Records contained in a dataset
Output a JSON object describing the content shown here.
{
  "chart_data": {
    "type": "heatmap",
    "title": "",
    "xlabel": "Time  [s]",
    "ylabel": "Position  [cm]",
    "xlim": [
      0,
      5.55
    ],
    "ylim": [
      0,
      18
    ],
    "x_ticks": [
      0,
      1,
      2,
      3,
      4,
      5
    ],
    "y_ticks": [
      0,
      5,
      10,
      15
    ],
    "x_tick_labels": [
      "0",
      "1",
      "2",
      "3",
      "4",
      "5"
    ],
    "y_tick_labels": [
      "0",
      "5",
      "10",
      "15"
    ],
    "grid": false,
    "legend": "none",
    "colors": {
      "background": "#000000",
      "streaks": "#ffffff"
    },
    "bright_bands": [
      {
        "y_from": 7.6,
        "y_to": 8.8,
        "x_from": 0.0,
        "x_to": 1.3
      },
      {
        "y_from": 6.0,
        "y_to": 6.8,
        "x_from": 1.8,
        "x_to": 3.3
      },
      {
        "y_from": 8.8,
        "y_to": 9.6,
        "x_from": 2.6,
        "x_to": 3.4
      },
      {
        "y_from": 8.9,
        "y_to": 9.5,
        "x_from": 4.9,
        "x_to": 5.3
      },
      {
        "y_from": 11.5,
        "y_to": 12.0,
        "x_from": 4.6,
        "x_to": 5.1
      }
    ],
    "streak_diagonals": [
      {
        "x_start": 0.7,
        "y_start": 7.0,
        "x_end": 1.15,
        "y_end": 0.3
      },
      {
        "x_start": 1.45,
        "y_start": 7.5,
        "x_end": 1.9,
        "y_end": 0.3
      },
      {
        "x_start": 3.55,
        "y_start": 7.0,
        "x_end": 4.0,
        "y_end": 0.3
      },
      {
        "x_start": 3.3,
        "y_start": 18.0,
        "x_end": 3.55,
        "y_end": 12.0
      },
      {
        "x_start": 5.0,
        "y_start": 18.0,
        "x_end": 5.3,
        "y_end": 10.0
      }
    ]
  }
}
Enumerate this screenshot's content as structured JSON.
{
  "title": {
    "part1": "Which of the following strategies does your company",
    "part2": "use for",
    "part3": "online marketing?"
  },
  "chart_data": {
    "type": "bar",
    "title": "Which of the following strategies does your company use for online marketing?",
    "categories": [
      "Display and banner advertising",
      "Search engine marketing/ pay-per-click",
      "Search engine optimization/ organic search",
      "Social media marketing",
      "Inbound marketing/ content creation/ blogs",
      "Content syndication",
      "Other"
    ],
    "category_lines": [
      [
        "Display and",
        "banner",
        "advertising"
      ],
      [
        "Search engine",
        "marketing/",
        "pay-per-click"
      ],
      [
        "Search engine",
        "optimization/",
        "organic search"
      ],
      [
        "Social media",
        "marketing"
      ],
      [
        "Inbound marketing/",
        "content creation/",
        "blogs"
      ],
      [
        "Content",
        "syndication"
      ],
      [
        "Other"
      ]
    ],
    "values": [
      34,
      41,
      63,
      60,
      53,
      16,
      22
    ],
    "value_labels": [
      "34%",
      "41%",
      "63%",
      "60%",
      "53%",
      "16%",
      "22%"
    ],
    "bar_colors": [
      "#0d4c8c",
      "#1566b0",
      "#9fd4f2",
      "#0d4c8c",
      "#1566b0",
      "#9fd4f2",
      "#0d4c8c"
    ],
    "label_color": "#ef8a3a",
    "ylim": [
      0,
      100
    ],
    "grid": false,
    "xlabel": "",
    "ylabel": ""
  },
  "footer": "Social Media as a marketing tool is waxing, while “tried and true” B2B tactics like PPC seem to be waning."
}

:: Task prompt ::
Write out the entries in full, exactly as given.

:: Written solution ::
Output a JSON object describing the content shown here.
{
  "chart_data": {
    "type": "heatmap",
    "title": "",
    "xlabel": "Time  [s]",
    "ylabel": "Position  [cm]",
    "xlim": [
      0,
      5.55
    ],
    "ylim": [
      0,
      18
    ],
    "x_ticks": [
      0,
      1,
      2,
      3,
      4,
      5
    ],
    "y_ticks": [
      0,
      5,
      10,
      15
    ],
    "x_tick_labels": [
      "0",
      "1",
      "2",
      "3",
      "4",
      "5"
    ],
    "y_tick_labels": [
      "0",
      "5",
      "10",
      "15"
    ],
    "grid": false,
    "legend": "none",
    "colors": {
      "background": "#000000",
      "streaks": "#ffffff"
    },
    "bright_bands": [
      {
        "y_from": 7.6,
        "y_to": 8.8,
        "x_from": 0.0,
        "x_to": 1.3
      },
      {
        "y_from": 6.0,
        "y_to": 6.8,
        "x_from": 1.8,
        "x_to": 3.3
      },
      {
        "y_from": 8.8,
        "y_to": 9.6,
        "x_from": 2.6,
        "x_to": 3.4
      },
      {
        "y_from": 8.9,
        "y_to": 9.5,
        "x_from": 4.9,
        "x_to": 5.3
      },
      {
        "y_from": 11.5,
        "y_to": 12.0,
        "x_from": 4.6,
        "x_to": 5.1
      }
    ],
    "streak_diagonals": [
      {
        "x_start": 0.7,
        "y_start": 7.0,
        "x_end": 1.15,
        "y_end": 0.3
      },
      {
        "x_start": 1.45,
        "y_start": 7.5,
        "x_end": 1.9,
        "y_end": 0.3
      },
      {
        "x_start": 3.55,
        "y_start": 7.0,
        "x_end": 4.0,
        "y_end": 0.3
      },
      {
        "x_start": 3.3,
        "y_start": 18.0,
        "x_end": 3.55,
        "y_end": 12.0
      },
      {
        "x_start": 5.0,
        "y_start": 18.0,
        "x_end": 5.3,
        "y_end": 10.0
      }
    ]
  }
}
Enumerate this screenshot's content as structured JSON.
{
  "title": {
    "part1": "Which of the following strategies does your company",
    "part2": "use for",
    "part3": "online marketing?"
  },
  "chart_data": {
    "type": "bar",
    "title": "Which of the following strategies does your company use for online marketing?",
    "categories": [
      "Display and banner advertising",
      "Search engine marketing/ pay-per-click",
      "Search engine optimization/ organic search",
      "Social media marketing",
      "Inbound marketing/ content creation/ blogs",
      "Content syndication",
      "Other"
    ],
    "category_lines": [
      [
        "Display and",
        "banner",
        "advertising"
      ],
      [
        "Search engine",
        "marketing/",
        "pay-per-click"
      ],
      [
        "Search engine",
        "optimization/",
        "organic search"
      ],
      [
        "Social media",
        "marketing"
      ],
      [
        "Inbound marketing/",
        "content creation/",
        "blogs"
      ],
      [
        "Content",
        "syndication"
      ],
      [
        "Other"
      ]
    ],
    "values": [
      34,
      41,
      63,
      60,
      53,
      16,
      22
    ],
    "value_labels": [
      "34%",
      "41%",
      "63%",
      "60%",
      "53%",
      "16%",
      "22%"
    ],
    "bar_colors": [
      "#0d4c8c",
      "#1566b0",
      "#9fd4f2",
      "#0d4c8c",
      "#1566b0",
      "#9fd4f2",
      "#0d4c8c"
    ],
    "label_color": "#ef8a3a",
    "ylim": [
      0,
      100
    ],
    "grid": false,
    "xlabel": "",
    "ylabel": ""
  },
  "footer": "Social Media as a marketing tool is waxing, while “tried and true” B2B tactics like PPC seem to be waning."
}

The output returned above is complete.